▶ [Stored items]:

------------------------

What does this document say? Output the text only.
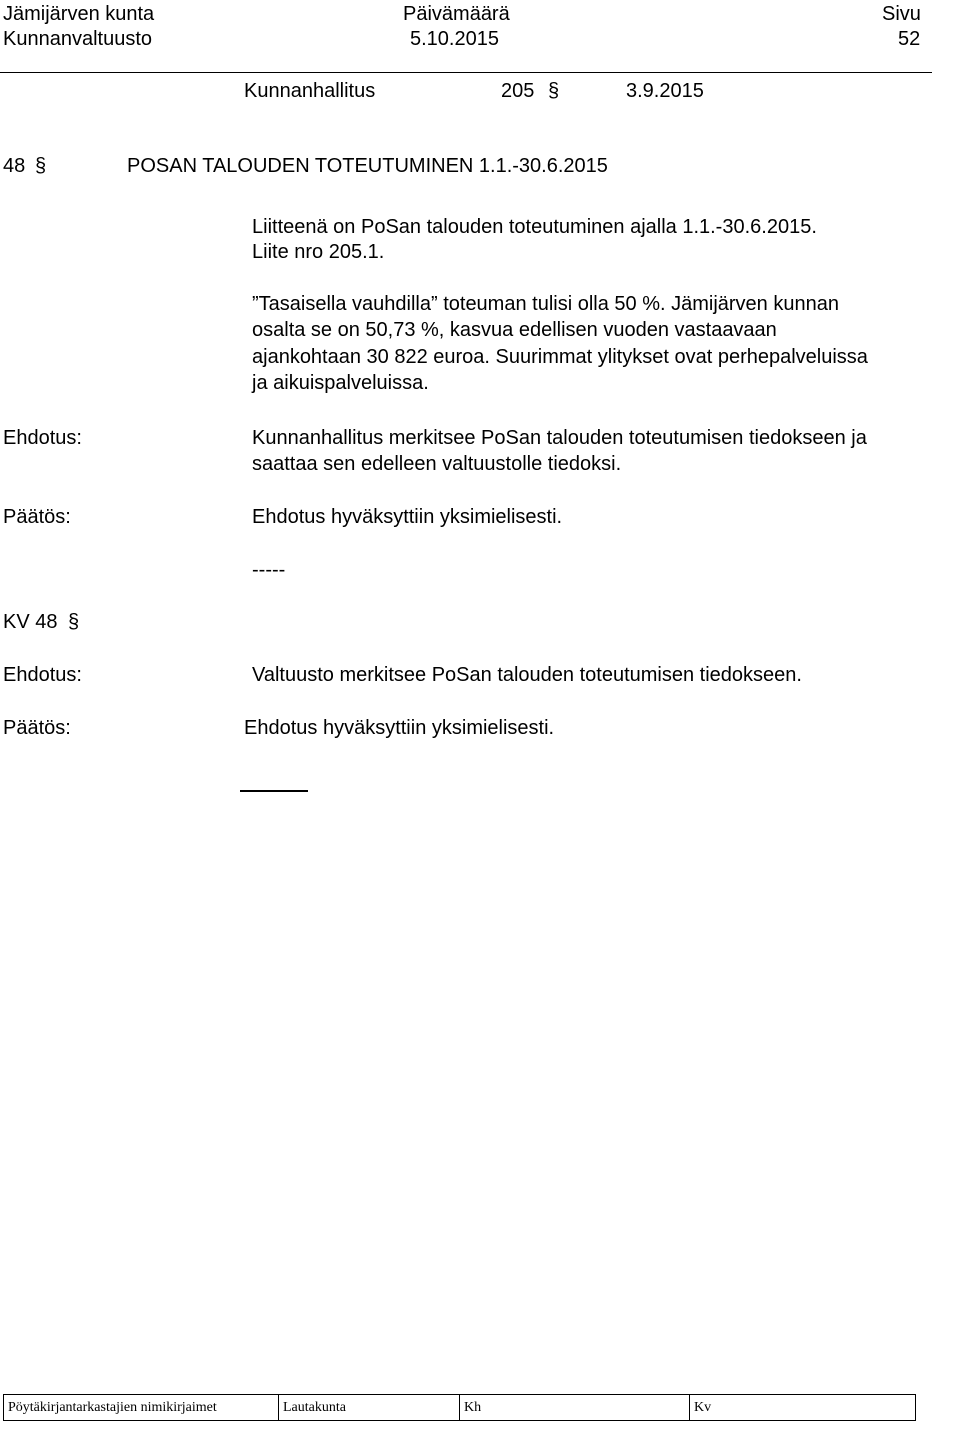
Jämijärven kunta
Kunnanvaltuusto
Päivämäärä
5.10.2015
Sivu
52
Kunnanhallitus	205 §	3.9.2015
48 §	POSAN TALOUDEN TOTEUTUMINEN 1.1.-30.6.2015
Liitteenä on PoSan talouden toteutuminen ajalla 1.1.-30.6.2015.
Liite nro 205.1.
”Tasaisella vauhdilla” toteuman tulisi olla 50 %. Jämijärven kunnan
osalta se on 50,73 %, kasvua edellisen vuoden vastaavaan
ajankohtaan 30 822 euroa. Suurimmat ylitykset ovat perhepalveluissa
ja aikuispalveluissa.
Ehdotus:	Kunnanhallitus merkitsee PoSan talouden toteutumisen tiedokseen ja
saattaa sen edelleen valtuustolle tiedoksi.
Päätös:	Ehdotus hyväksyttiin yksimielisesti.
-----
KV 48 §
Ehdotus:	Valtuusto merkitsee PoSan talouden toteutumisen tiedokseen.
Päätös:	Ehdotus hyväksyttiin yksimielisesti.
Pöytäkirjantarkastajien nimikirjaimet	Lautakunta	Kh	Kv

------------------------

▶ [What the task requires]: All of the material above should be reproduced exactly, except the pictures.

▶ [Correct response]:
What does this document say? Output the text only.
Jämijärven kunta
Kunnanvaltuusto
Päivämäärä
5.10.2015
Sivu
52
Kunnanhallitus	205 §	3.9.2015
48 §	POSAN TALOUDEN TOTEUTUMINEN 1.1.-30.6.2015
Liitteenä on PoSan talouden toteutuminen ajalla 1.1.-30.6.2015.
Liite nro 205.1.
”Tasaisella vauhdilla” toteuman tulisi olla 50 %. Jämijärven kunnan
osalta se on 50,73 %, kasvua edellisen vuoden vastaavaan
ajankohtaan 30 822 euroa. Suurimmat ylitykset ovat perhepalveluissa
ja aikuispalveluissa.
Ehdotus:	Kunnanhallitus merkitsee PoSan talouden toteutumisen tiedokseen ja
saattaa sen edelleen valtuustolle tiedoksi.
Päätös:	Ehdotus hyväksyttiin yksimielisesti.
-----
KV 48 §
Ehdotus:	Valtuusto merkitsee PoSan talouden toteutumisen tiedokseen.
Päätös:	Ehdotus hyväksyttiin yksimielisesti.
Pöytäkirjantarkastajien nimikirjaimet	Lautakunta	Kh	Kv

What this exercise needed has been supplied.